**Short exercise**
Which lines in the material below contain the word "title"? Copy each of them.

**Items**

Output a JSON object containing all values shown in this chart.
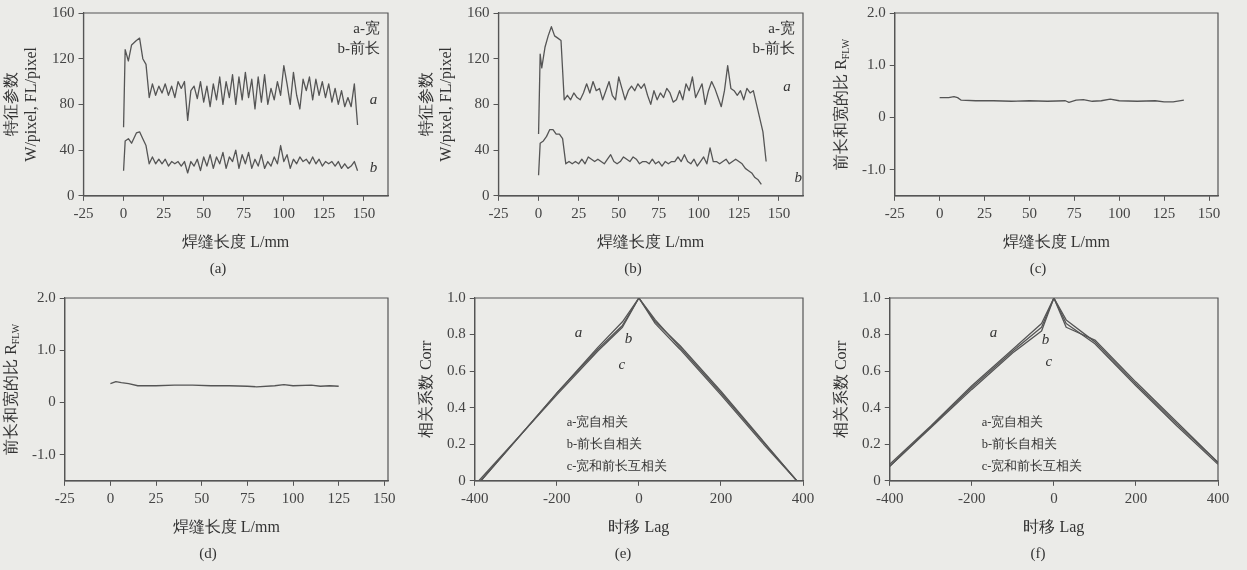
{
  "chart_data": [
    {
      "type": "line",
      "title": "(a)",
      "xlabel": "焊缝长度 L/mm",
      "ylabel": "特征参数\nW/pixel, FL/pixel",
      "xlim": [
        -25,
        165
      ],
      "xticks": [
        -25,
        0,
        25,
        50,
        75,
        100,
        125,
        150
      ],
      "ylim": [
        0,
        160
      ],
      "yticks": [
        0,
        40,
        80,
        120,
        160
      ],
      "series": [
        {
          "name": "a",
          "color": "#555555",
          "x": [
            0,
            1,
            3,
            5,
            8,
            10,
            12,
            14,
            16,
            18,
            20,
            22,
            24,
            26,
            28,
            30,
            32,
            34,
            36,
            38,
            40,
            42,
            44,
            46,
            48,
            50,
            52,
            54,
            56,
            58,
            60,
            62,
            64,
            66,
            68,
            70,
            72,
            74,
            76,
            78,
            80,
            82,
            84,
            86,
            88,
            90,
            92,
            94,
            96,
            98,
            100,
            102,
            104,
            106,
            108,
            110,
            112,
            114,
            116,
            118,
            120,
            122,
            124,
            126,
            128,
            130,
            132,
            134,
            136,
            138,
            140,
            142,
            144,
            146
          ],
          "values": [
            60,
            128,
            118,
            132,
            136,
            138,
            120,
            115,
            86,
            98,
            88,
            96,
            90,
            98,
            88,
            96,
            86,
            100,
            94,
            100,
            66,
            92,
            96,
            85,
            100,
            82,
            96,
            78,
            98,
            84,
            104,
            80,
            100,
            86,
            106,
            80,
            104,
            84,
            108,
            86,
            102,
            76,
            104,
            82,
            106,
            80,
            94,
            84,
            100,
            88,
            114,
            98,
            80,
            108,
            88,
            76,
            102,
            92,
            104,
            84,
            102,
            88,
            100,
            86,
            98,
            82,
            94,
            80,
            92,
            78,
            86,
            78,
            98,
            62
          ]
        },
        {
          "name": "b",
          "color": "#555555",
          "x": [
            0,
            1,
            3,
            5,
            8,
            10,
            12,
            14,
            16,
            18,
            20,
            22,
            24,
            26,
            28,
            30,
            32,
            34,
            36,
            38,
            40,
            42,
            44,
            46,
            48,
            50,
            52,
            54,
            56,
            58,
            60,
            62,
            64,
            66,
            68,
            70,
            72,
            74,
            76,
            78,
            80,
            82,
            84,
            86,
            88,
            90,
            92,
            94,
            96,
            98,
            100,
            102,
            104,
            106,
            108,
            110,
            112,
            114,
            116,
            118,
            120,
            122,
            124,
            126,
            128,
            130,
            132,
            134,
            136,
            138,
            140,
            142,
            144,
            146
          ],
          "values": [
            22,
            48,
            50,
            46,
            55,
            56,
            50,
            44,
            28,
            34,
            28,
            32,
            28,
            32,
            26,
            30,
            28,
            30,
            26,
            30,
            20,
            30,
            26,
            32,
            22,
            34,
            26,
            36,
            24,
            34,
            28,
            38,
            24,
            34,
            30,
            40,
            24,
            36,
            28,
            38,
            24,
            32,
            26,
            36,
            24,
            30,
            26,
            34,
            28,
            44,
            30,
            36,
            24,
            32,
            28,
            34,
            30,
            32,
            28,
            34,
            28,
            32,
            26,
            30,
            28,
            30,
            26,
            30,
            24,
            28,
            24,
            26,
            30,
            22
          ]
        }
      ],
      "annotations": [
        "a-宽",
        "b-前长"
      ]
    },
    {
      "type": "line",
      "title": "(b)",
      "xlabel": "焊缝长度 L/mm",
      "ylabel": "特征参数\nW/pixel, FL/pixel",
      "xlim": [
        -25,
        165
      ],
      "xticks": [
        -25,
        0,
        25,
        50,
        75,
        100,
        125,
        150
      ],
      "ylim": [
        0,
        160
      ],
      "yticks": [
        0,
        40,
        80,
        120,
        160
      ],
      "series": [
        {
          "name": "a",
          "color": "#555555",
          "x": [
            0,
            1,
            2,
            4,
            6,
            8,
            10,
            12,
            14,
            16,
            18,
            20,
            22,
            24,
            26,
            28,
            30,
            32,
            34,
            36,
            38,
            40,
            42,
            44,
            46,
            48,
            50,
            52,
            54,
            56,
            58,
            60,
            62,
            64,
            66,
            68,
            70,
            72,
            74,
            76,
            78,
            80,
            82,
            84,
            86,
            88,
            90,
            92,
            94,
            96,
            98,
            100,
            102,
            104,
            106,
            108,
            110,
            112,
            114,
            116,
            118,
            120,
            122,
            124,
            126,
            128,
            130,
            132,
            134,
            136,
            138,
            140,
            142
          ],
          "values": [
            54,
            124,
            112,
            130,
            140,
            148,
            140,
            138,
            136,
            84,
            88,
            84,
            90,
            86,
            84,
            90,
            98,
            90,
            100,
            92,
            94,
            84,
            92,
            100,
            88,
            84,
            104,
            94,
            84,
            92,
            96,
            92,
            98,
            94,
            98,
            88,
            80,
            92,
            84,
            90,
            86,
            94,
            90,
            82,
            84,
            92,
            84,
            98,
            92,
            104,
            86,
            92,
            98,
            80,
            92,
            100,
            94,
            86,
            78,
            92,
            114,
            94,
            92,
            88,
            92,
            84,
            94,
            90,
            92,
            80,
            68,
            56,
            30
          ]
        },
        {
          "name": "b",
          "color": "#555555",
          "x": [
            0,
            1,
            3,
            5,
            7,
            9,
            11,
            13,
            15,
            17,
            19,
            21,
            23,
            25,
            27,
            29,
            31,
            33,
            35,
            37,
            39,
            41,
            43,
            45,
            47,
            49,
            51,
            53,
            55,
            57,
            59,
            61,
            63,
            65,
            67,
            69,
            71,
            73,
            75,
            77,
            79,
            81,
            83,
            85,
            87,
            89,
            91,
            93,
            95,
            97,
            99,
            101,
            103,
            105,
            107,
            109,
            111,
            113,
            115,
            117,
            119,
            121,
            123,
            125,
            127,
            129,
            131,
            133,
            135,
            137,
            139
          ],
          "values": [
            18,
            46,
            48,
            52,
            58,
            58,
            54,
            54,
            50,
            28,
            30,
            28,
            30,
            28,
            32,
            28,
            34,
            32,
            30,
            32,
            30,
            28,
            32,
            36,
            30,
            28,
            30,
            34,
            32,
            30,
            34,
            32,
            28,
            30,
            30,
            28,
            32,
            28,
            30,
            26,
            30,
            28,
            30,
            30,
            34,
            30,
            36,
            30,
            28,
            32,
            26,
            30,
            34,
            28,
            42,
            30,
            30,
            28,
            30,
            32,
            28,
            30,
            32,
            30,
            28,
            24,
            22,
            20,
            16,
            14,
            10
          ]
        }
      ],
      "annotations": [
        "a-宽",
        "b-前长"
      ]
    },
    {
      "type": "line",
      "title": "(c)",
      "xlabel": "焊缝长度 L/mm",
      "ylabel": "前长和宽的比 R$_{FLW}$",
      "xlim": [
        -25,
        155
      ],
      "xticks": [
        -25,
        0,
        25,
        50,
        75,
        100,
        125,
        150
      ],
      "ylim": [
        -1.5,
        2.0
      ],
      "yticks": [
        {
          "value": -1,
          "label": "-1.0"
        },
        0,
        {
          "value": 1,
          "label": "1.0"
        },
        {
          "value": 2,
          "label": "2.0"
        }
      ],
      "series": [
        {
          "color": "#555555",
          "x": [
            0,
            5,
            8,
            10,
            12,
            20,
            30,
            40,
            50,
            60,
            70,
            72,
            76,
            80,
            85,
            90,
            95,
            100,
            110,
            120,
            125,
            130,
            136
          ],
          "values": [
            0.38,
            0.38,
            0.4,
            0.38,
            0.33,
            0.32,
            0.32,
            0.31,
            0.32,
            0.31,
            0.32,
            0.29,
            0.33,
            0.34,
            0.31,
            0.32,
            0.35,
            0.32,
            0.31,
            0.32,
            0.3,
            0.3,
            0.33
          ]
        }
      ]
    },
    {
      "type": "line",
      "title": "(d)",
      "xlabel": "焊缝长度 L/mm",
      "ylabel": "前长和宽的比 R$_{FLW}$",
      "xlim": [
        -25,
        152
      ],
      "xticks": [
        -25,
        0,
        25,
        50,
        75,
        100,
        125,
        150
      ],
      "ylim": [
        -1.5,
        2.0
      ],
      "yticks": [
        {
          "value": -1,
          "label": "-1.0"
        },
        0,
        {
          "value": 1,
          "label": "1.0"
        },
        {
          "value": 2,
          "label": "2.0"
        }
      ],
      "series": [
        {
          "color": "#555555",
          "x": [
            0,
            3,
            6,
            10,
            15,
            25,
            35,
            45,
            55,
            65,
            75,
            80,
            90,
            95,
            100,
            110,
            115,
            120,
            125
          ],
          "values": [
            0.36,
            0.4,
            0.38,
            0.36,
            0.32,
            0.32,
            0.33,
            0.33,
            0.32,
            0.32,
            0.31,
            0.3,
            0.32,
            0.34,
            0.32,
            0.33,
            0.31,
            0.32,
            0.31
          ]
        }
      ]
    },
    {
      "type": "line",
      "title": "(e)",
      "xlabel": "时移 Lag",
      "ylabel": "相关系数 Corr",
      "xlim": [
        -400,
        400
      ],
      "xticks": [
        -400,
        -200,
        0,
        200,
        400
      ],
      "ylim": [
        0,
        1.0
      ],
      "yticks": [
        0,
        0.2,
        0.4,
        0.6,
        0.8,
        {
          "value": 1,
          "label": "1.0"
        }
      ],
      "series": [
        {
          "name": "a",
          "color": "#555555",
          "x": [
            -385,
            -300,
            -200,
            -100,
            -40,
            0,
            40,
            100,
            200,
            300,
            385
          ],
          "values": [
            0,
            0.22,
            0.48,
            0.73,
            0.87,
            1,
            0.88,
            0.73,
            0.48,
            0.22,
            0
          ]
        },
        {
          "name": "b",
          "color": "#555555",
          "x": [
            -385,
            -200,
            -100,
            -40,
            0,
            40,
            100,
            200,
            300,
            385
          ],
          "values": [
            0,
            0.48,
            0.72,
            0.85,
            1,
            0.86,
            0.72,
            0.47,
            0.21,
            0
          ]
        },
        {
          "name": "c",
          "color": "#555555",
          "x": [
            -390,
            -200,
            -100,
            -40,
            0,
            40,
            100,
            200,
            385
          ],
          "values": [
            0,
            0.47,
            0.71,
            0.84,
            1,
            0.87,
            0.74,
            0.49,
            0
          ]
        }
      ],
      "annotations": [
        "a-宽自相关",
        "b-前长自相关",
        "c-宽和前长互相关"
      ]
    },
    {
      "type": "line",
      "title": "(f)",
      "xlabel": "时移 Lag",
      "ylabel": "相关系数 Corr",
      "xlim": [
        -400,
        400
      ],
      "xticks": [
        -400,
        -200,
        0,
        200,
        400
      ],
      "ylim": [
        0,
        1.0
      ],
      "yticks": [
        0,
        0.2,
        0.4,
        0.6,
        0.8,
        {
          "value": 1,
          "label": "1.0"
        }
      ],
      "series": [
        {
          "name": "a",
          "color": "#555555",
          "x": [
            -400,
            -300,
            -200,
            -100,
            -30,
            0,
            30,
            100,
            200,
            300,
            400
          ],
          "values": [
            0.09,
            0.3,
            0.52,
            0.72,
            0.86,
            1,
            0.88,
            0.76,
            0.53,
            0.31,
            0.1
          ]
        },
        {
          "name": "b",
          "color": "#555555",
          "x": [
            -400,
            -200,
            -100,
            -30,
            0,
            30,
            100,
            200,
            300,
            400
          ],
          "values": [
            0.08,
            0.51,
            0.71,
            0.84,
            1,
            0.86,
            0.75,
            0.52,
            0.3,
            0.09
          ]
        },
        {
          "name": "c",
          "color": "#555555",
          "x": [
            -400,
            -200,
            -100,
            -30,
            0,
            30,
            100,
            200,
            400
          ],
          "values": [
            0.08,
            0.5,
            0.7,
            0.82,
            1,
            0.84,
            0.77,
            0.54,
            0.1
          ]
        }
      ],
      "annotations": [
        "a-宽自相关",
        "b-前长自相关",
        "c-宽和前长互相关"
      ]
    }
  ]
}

**Reply**
      "title": "(a)",
      "title": "(b)",
      "title": "(c)",
      "title": "(d)",
      "title": "(e)",
      "title": "(f)",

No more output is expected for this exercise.